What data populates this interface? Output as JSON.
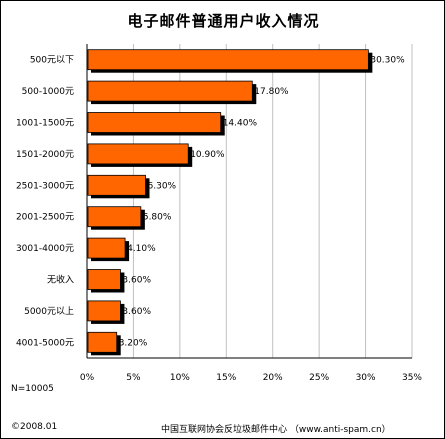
{
  "chart_data": {
    "type": "bar",
    "orientation": "horizontal",
    "title": "电子邮件普通用户收入情况",
    "categories": [
      "500元以下",
      "500-1000元",
      "1001-1500元",
      "1501-2000元",
      "2501-3000元",
      "2001-2500元",
      "3001-4000元",
      "无收入",
      "5000元以上",
      "4001-5000元"
    ],
    "values": [
      30.3,
      17.8,
      14.4,
      10.9,
      6.3,
      5.8,
      4.1,
      3.6,
      3.6,
      3.2
    ],
    "value_labels": [
      "30.30%",
      "17.80%",
      "14.40%",
      "10.90%",
      "6.30%",
      "5.80%",
      "4.10%",
      "3.60%",
      "3.60%",
      "3.20%"
    ],
    "x_ticks": [
      "0%",
      "5%",
      "10%",
      "15%",
      "20%",
      "25%",
      "30%",
      "35%"
    ],
    "xlim": [
      0,
      35
    ],
    "grid": true,
    "bar_color": "#ff6600",
    "shadow_color": "#000000"
  },
  "sample_size": "N=10005",
  "footer": {
    "date": "©2008.01",
    "source": "中国互联网协会反垃圾邮件中心 （www.anti-spam.cn）"
  }
}
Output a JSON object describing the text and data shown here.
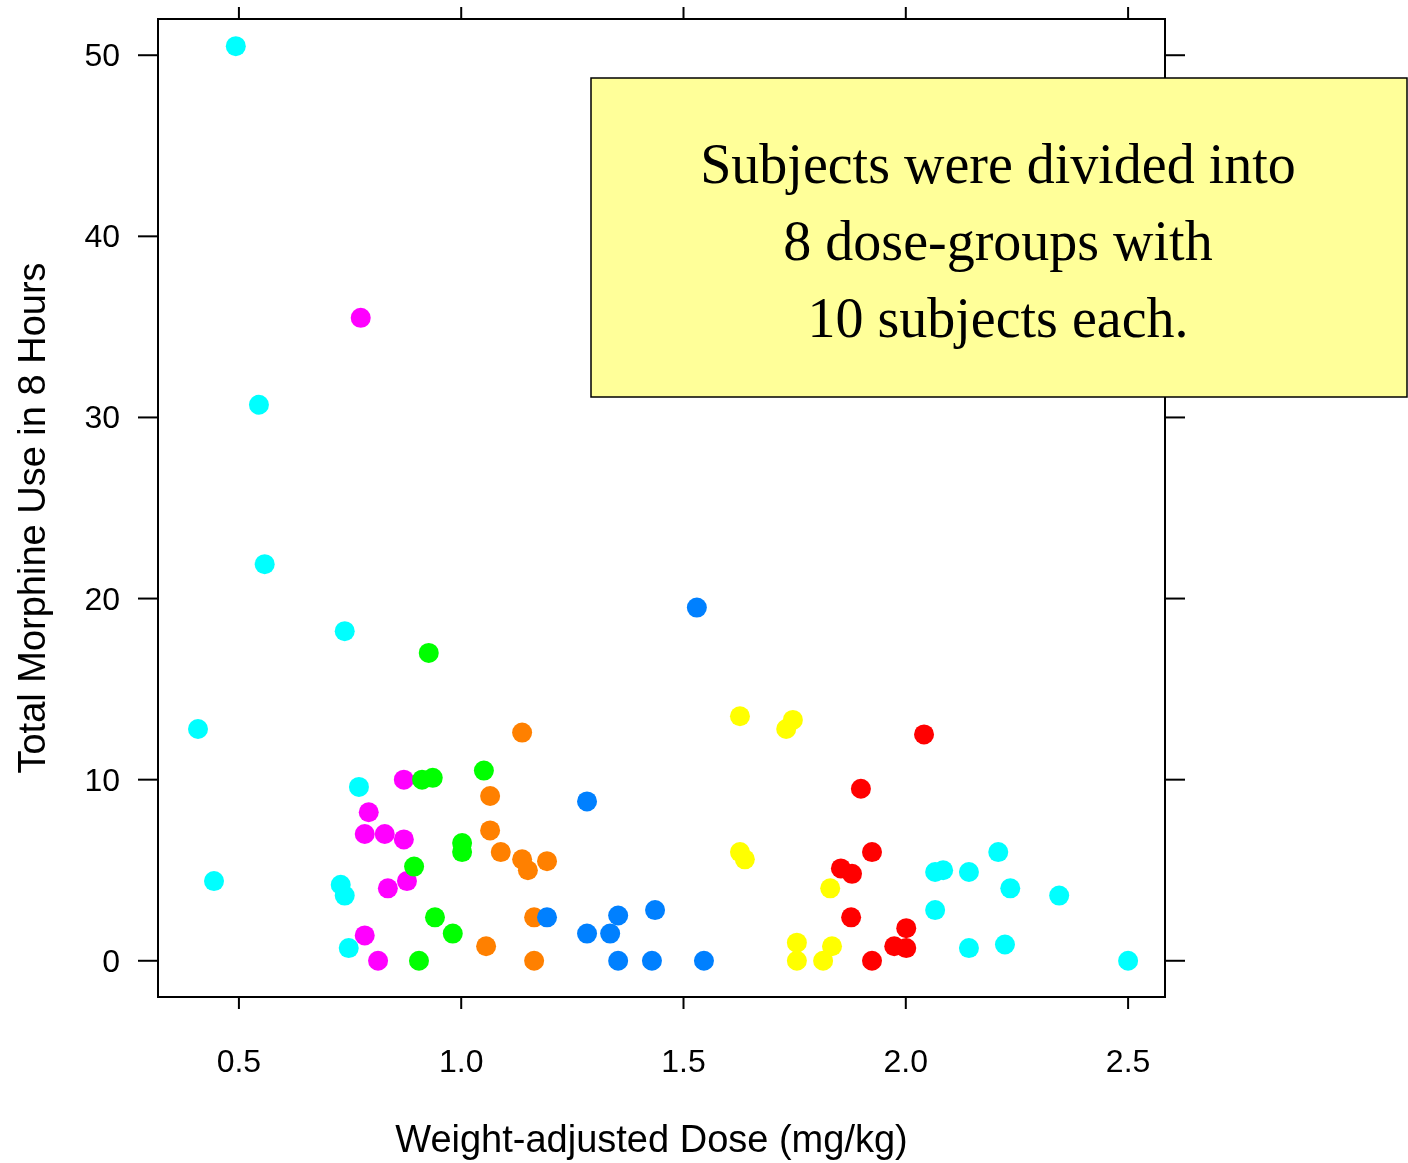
{
  "chart_data": {
    "type": "scatter",
    "xlabel": "Weight-adjusted Dose (mg/kg)",
    "ylabel": "Total Morphine Use in 8 Hours",
    "annotations": [
      "Subjects were divided into\n8 dose-groups with\n10 subjects each."
    ],
    "xlim": [
      0.318,
      2.583
    ],
    "ylim": [
      -2,
      52
    ],
    "xticks": [
      0.5,
      {
        "value": 1,
        "label": "1.0"
      },
      1.5,
      {
        "value": 2,
        "label": "2.0"
      },
      2.5
    ],
    "yticks": [
      0,
      10,
      20,
      30,
      40,
      50
    ],
    "grid": false,
    "marker": "circle",
    "series": [
      {
        "color": "#00ffff",
        "x": [
          0.493,
          0.545,
          0.558,
          0.408,
          0.444,
          0.738,
          0.77,
          0.729,
          0.738,
          0.747
        ],
        "values": [
          50.5,
          30.7,
          21.9,
          12.8,
          4.4,
          18.2,
          9.6,
          4.2,
          3.6,
          0.7
        ]
      },
      {
        "color": "#ff00ff",
        "x": [
          0.774,
          0.792,
          0.783,
          0.828,
          0.871,
          0.871,
          0.835,
          0.878,
          0.783,
          0.813
        ],
        "values": [
          35.5,
          8.2,
          7.0,
          7.0,
          10.0,
          6.7,
          4.0,
          4.4,
          1.4,
          0.0
        ]
      },
      {
        "color": "#00ff00",
        "x": [
          0.927,
          0.912,
          0.936,
          1.051,
          1.002,
          1.002,
          0.894,
          0.941,
          0.981,
          0.905
        ],
        "values": [
          17.0,
          10.0,
          10.1,
          10.5,
          6.5,
          6.0,
          5.2,
          2.4,
          1.5,
          0.0
        ]
      },
      {
        "color": "#ff8000",
        "x": [
          1.137,
          1.065,
          1.065,
          1.089,
          1.137,
          1.15,
          1.193,
          1.164,
          1.056,
          1.164
        ],
        "values": [
          12.6,
          9.1,
          7.2,
          6.0,
          5.6,
          5.0,
          5.5,
          2.4,
          0.8,
          0.0
        ]
      },
      {
        "color": "#0080ff",
        "x": [
          1.53,
          1.283,
          1.193,
          1.353,
          1.436,
          1.283,
          1.335,
          1.353,
          1.429,
          1.546
        ],
        "values": [
          19.5,
          8.8,
          2.4,
          2.5,
          2.8,
          1.5,
          1.5,
          0.0,
          0.0,
          0.0
        ]
      },
      {
        "color": "#ffff00",
        "x": [
          1.627,
          1.746,
          1.731,
          1.627,
          1.638,
          1.83,
          1.755,
          1.834,
          1.755,
          1.814
        ],
        "values": [
          13.5,
          13.3,
          12.8,
          6.0,
          5.6,
          4.0,
          1.0,
          0.8,
          0.0,
          0.0
        ]
      },
      {
        "color": "#ff0000",
        "x": [
          2.041,
          1.899,
          1.924,
          1.854,
          1.879,
          1.877,
          2.001,
          1.974,
          2.001,
          1.924
        ],
        "values": [
          12.5,
          9.5,
          6.0,
          5.1,
          4.8,
          2.4,
          1.8,
          0.8,
          0.7,
          0.0
        ]
      },
      {
        "color": "#00ffff",
        "x": [
          2.208,
          2.066,
          2.084,
          2.142,
          2.235,
          2.345,
          2.066,
          2.142,
          2.223,
          2.5
        ],
        "values": [
          6.0,
          4.9,
          5.0,
          4.9,
          4.0,
          3.6,
          2.8,
          0.7,
          0.9,
          0.0
        ]
      }
    ]
  }
}
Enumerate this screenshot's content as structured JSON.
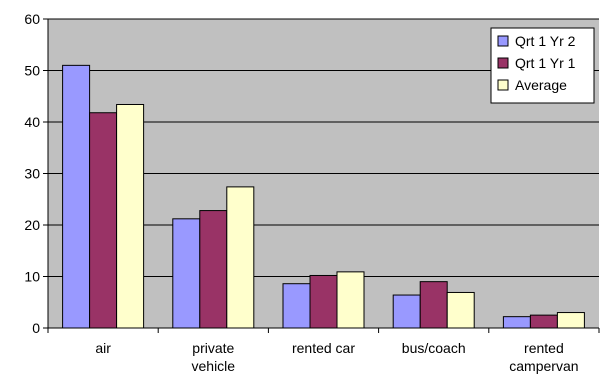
{
  "chart_data": {
    "type": "bar",
    "title": "",
    "xlabel": "",
    "ylabel": "",
    "ylim": [
      0,
      60
    ],
    "yticks": [
      0,
      10,
      20,
      30,
      40,
      50,
      60
    ],
    "grid": true,
    "legend_position": "top-right",
    "plot_background": "#c0c0c0",
    "categories": [
      [
        "air"
      ],
      [
        "private",
        "vehicle"
      ],
      [
        "rented car"
      ],
      [
        "bus/coach"
      ],
      [
        "rented",
        "campervan"
      ]
    ],
    "series": [
      {
        "name": "Qrt 1 Yr 2",
        "color": "#9999ff",
        "values": [
          51,
          21.2,
          8.6,
          6.4,
          2.2
        ]
      },
      {
        "name": "Qrt 1 Yr 1",
        "color": "#993366",
        "values": [
          41.8,
          22.8,
          10.2,
          9,
          2.5
        ]
      },
      {
        "name": "Average",
        "color": "#ffffcc",
        "values": [
          43.4,
          27.4,
          10.9,
          6.9,
          3
        ]
      }
    ]
  }
}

_Task details_: Return to the listing above and set it down exactly, leaving out its pictures.

_Task answer_:
What data populates this interface? Output as JSON.
{
  "chart_data": {
    "type": "bar",
    "orientation": "horizontal",
    "title": "电子邮件普通用户收入情况",
    "categories": [
      "500元以下",
      "500-1000元",
      "1001-1500元",
      "1501-2000元",
      "2501-3000元",
      "2001-2500元",
      "3001-4000元",
      "无收入",
      "5000元以上",
      "4001-5000元"
    ],
    "values": [
      30.3,
      17.8,
      14.4,
      10.9,
      6.3,
      5.8,
      4.1,
      3.6,
      3.6,
      3.2
    ],
    "value_labels": [
      "30.30%",
      "17.80%",
      "14.40%",
      "10.90%",
      "6.30%",
      "5.80%",
      "4.10%",
      "3.60%",
      "3.60%",
      "3.20%"
    ],
    "x_ticks": [
      "0%",
      "5%",
      "10%",
      "15%",
      "20%",
      "25%",
      "30%",
      "35%"
    ],
    "xlim": [
      0,
      35
    ],
    "grid": true,
    "bar_color": "#ff6600",
    "shadow_color": "#000000"
  },
  "sample_size": "N=10005",
  "footer": {
    "date": "©2008.01",
    "source": "中国互联网协会反垃圾邮件中心 （www.anti-spam.cn）"
  }
}
Output a JSON object describing the text and data shown here.
{
  "chart_data": {
    "type": "scatter",
    "xlabel": "Weight-adjusted Dose (mg/kg)",
    "ylabel": "Total Morphine Use in 8 Hours",
    "annotations": [
      "Subjects were divided into\n8 dose-groups with\n10 subjects each."
    ],
    "xlim": [
      0.318,
      2.583
    ],
    "ylim": [
      -2,
      52
    ],
    "xticks": [
      0.5,
      {
        "value": 1,
        "label": "1.0"
      },
      1.5,
      {
        "value": 2,
        "label": "2.0"
      },
      2.5
    ],
    "yticks": [
      0,
      10,
      20,
      30,
      40,
      50
    ],
    "grid": false,
    "marker": "circle",
    "series": [
      {
        "color": "#00ffff",
        "x": [
          0.493,
          0.545,
          0.558,
          0.408,
          0.444,
          0.738,
          0.77,
          0.729,
          0.738,
          0.747
        ],
        "values": [
          50.5,
          30.7,
          21.9,
          12.8,
          4.4,
          18.2,
          9.6,
          4.2,
          3.6,
          0.7
        ]
      },
      {
        "color": "#ff00ff",
        "x": [
          0.774,
          0.792,
          0.783,
          0.828,
          0.871,
          0.871,
          0.835,
          0.878,
          0.783,
          0.813
        ],
        "values": [
          35.5,
          8.2,
          7.0,
          7.0,
          10.0,
          6.7,
          4.0,
          4.4,
          1.4,
          0.0
        ]
      },
      {
        "color": "#00ff00",
        "x": [
          0.927,
          0.912,
          0.936,
          1.051,
          1.002,
          1.002,
          0.894,
          0.941,
          0.981,
          0.905
        ],
        "values": [
          17.0,
          10.0,
          10.1,
          10.5,
          6.5,
          6.0,
          5.2,
          2.4,
          1.5,
          0.0
        ]
      },
      {
        "color": "#ff8000",
        "x": [
          1.137,
          1.065,
          1.065,
          1.089,
          1.137,
          1.15,
          1.193,
          1.164,
          1.056,
          1.164
        ],
        "values": [
          12.6,
          9.1,
          7.2,
          6.0,
          5.6,
          5.0,
          5.5,
          2.4,
          0.8,
          0.0
        ]
      },
      {
        "color": "#0080ff",
        "x": [
          1.53,
          1.283,
          1.193,
          1.353,
          1.436,
          1.283,
          1.335,
          1.353,
          1.429,
          1.546
        ],
        "values": [
          19.5,
          8.8,
          2.4,
          2.5,
          2.8,
          1.5,
          1.5,
          0.0,
          0.0,
          0.0
        ]
      },
      {
        "color": "#ffff00",
        "x": [
          1.627,
          1.746,
          1.731,
          1.627,
          1.638,
          1.83,
          1.755,
          1.834,
          1.755,
          1.814
        ],
        "values": [
          13.5,
          13.3,
          12.8,
          6.0,
          5.6,
          4.0,
          1.0,
          0.8,
          0.0,
          0.0
        ]
      },
      {
        "color": "#ff0000",
        "x": [
          2.041,
          1.899,
          1.924,
          1.854,
          1.879,
          1.877,
          2.001,
          1.974,
          2.001,
          1.924
        ],
        "values": [
          12.5,
          9.5,
          6.0,
          5.1,
          4.8,
          2.4,
          1.8,
          0.8,
          0.7,
          0.0
        ]
      },
      {
        "color": "#00ffff",
        "x": [
          2.208,
          2.066,
          2.084,
          2.142,
          2.235,
          2.345,
          2.066,
          2.142,
          2.223,
          2.5
        ],
        "values": [
          6.0,
          4.9,
          5.0,
          4.9,
          4.0,
          3.6,
          2.8,
          0.7,
          0.9,
          0.0
        ]
      }
    ]
  }
}
Enumerate this screenshot's content as structured JSON.
{
  "chart_data": {
    "type": "bar",
    "title": "",
    "xlabel": "",
    "ylabel": "",
    "ylim": [
      0,
      60
    ],
    "yticks": [
      0,
      10,
      20,
      30,
      40,
      50,
      60
    ],
    "grid": true,
    "legend_position": "top-right",
    "plot_background": "#c0c0c0",
    "categories": [
      [
        "air"
      ],
      [
        "private",
        "vehicle"
      ],
      [
        "rented car"
      ],
      [
        "bus/coach"
      ],
      [
        "rented",
        "campervan"
      ]
    ],
    "series": [
      {
        "name": "Qrt 1 Yr 2",
        "color": "#9999ff",
        "values": [
          51,
          21.2,
          8.6,
          6.4,
          2.2
        ]
      },
      {
        "name": "Qrt 1 Yr 1",
        "color": "#993366",
        "values": [
          41.8,
          22.8,
          10.2,
          9,
          2.5
        ]
      },
      {
        "name": "Average",
        "color": "#ffffcc",
        "values": [
          43.4,
          27.4,
          10.9,
          6.9,
          3
        ]
      }
    ]
  }
}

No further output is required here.